**Task objective:**
Copy the data word for word, keeping every line.

[Dataset excerpts]
+++++

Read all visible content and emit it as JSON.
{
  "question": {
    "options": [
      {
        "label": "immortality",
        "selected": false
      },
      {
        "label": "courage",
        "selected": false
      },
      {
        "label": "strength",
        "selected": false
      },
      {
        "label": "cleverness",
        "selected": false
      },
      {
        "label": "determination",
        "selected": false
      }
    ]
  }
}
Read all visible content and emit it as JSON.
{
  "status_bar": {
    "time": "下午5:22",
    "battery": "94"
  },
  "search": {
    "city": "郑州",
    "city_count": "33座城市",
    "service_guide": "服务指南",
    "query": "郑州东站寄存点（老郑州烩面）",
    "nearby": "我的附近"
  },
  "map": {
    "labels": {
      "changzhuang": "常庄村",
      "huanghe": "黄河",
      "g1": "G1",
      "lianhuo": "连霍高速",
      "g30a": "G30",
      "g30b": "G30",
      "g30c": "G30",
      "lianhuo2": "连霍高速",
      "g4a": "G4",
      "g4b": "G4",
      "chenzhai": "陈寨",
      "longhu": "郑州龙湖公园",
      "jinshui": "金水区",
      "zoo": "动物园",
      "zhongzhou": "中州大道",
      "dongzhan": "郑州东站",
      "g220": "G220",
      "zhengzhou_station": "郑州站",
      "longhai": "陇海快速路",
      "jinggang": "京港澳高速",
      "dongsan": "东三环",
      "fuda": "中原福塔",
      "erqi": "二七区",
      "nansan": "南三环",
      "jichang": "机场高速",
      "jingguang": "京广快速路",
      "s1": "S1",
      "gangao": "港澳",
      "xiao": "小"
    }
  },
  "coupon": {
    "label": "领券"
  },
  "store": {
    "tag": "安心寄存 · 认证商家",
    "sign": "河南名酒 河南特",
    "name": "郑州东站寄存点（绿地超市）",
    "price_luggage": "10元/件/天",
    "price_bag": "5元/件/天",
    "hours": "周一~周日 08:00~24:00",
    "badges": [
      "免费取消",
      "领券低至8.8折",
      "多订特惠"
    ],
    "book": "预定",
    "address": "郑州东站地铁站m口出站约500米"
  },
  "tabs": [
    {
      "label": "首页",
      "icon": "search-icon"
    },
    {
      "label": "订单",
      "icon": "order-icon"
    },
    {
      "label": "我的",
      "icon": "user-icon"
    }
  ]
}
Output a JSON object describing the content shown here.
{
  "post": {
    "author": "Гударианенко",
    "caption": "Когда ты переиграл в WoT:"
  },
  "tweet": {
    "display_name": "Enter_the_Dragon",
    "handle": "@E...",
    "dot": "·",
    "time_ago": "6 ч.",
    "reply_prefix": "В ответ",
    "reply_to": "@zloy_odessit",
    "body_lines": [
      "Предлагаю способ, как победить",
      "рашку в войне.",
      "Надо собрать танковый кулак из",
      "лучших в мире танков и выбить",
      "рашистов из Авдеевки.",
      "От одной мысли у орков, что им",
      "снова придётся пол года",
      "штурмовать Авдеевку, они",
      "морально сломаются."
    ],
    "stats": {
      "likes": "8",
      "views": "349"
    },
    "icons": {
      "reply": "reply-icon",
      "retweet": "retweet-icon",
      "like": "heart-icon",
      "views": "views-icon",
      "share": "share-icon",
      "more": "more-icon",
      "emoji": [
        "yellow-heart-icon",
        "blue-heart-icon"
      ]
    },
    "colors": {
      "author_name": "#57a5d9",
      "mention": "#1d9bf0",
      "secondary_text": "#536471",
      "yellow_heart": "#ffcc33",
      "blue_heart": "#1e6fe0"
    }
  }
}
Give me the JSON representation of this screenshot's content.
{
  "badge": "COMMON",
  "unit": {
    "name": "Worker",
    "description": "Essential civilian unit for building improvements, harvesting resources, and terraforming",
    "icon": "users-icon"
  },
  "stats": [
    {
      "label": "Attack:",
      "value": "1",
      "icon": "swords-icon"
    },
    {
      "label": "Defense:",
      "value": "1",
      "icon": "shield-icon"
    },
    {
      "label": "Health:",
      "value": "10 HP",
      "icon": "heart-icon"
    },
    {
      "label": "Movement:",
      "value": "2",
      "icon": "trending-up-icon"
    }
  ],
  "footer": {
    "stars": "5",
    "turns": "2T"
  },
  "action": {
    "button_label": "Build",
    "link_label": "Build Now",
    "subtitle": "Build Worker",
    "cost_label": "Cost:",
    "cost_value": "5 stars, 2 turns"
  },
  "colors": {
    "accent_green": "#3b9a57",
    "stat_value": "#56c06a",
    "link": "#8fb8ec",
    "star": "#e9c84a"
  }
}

+++++

**Response for this exercise:**
Read all visible content and emit it as JSON.
{
  "question": {
    "options": [
      {
        "label": "immortality",
        "selected": false
      },
      {
        "label": "courage",
        "selected": false
      },
      {
        "label": "strength",
        "selected": false
      },
      {
        "label": "cleverness",
        "selected": false
      },
      {
        "label": "determination",
        "selected": false
      }
    ]
  }
}
Read all visible content and emit it as JSON.
{
  "status_bar": {
    "time": "下午5:22",
    "battery": "94"
  },
  "search": {
    "city": "郑州",
    "city_count": "33座城市",
    "service_guide": "服务指南",
    "query": "郑州东站寄存点（老郑州烩面）",
    "nearby": "我的附近"
  },
  "map": {
    "labels": {
      "changzhuang": "常庄村",
      "huanghe": "黄河",
      "g1": "G1",
      "lianhuo": "连霍高速",
      "g30a": "G30",
      "g30b": "G30",
      "g30c": "G30",
      "lianhuo2": "连霍高速",
      "g4a": "G4",
      "g4b": "G4",
      "chenzhai": "陈寨",
      "longhu": "郑州龙湖公园",
      "jinshui": "金水区",
      "zoo": "动物园",
      "zhongzhou": "中州大道",
      "dongzhan": "郑州东站",
      "g220": "G220",
      "zhengzhou_station": "郑州站",
      "longhai": "陇海快速路",
      "jinggang": "京港澳高速",
      "dongsan": "东三环",
      "fuda": "中原福塔",
      "erqi": "二七区",
      "nansan": "南三环",
      "jichang": "机场高速",
      "jingguang": "京广快速路",
      "s1": "S1",
      "gangao": "港澳",
      "xiao": "小"
    }
  },
  "coupon": {
    "label": "领券"
  },
  "store": {
    "tag": "安心寄存 · 认证商家",
    "sign": "河南名酒 河南特",
    "name": "郑州东站寄存点（绿地超市）",
    "price_luggage": "10元/件/天",
    "price_bag": "5元/件/天",
    "hours": "周一~周日 08:00~24:00",
    "badges": [
      "免费取消",
      "领券低至8.8折",
      "多订特惠"
    ],
    "book": "预定",
    "address": "郑州东站地铁站m口出站约500米"
  },
  "tabs": [
    {
      "label": "首页",
      "icon": "search-icon"
    },
    {
      "label": "订单",
      "icon": "order-icon"
    },
    {
      "label": "我的",
      "icon": "user-icon"
    }
  ]
}
Output a JSON object describing the content shown here.
{
  "post": {
    "author": "Гударианенко",
    "caption": "Когда ты переиграл в WoT:"
  },
  "tweet": {
    "display_name": "Enter_the_Dragon",
    "handle": "@E...",
    "dot": "·",
    "time_ago": "6 ч.",
    "reply_prefix": "В ответ",
    "reply_to": "@zloy_odessit",
    "body_lines": [
      "Предлагаю способ, как победить",
      "рашку в войне.",
      "Надо собрать танковый кулак из",
      "лучших в мире танков и выбить",
      "рашистов из Авдеевки.",
      "От одной мысли у орков, что им",
      "снова придётся пол года",
      "штурмовать Авдеевку, они",
      "морально сломаются."
    ],
    "stats": {
      "likes": "8",
      "views": "349"
    },
    "icons": {
      "reply": "reply-icon",
      "retweet": "retweet-icon",
      "like": "heart-icon",
      "views": "views-icon",
      "share": "share-icon",
      "more": "more-icon",
      "emoji": [
        "yellow-heart-icon",
        "blue-heart-icon"
      ]
    },
    "colors": {
      "author_name": "#57a5d9",
      "mention": "#1d9bf0",
      "secondary_text": "#536471",
      "yellow_heart": "#ffcc33",
      "blue_heart": "#1e6fe0"
    }
  }
}
Give me the JSON representation of this screenshot's content.
{
  "badge": "COMMON",
  "unit": {
    "name": "Worker",
    "description": "Essential civilian unit for building improvements, harvesting resources, and terraforming",
    "icon": "users-icon"
  },
  "stats": [
    {
      "label": "Attack:",
      "value": "1",
      "icon": "swords-icon"
    },
    {
      "label": "Defense:",
      "value": "1",
      "icon": "shield-icon"
    },
    {
      "label": "Health:",
      "value": "10 HP",
      "icon": "heart-icon"
    },
    {
      "label": "Movement:",
      "value": "2",
      "icon": "trending-up-icon"
    }
  ],
  "footer": {
    "stars": "5",
    "turns": "2T"
  },
  "action": {
    "button_label": "Build",
    "link_label": "Build Now",
    "subtitle": "Build Worker",
    "cost_label": "Cost:",
    "cost_value": "5 stars, 2 turns"
  },
  "colors": {
    "accent_green": "#3b9a57",
    "stat_value": "#56c06a",
    "link": "#8fb8ec",
    "star": "#e9c84a"
  }
}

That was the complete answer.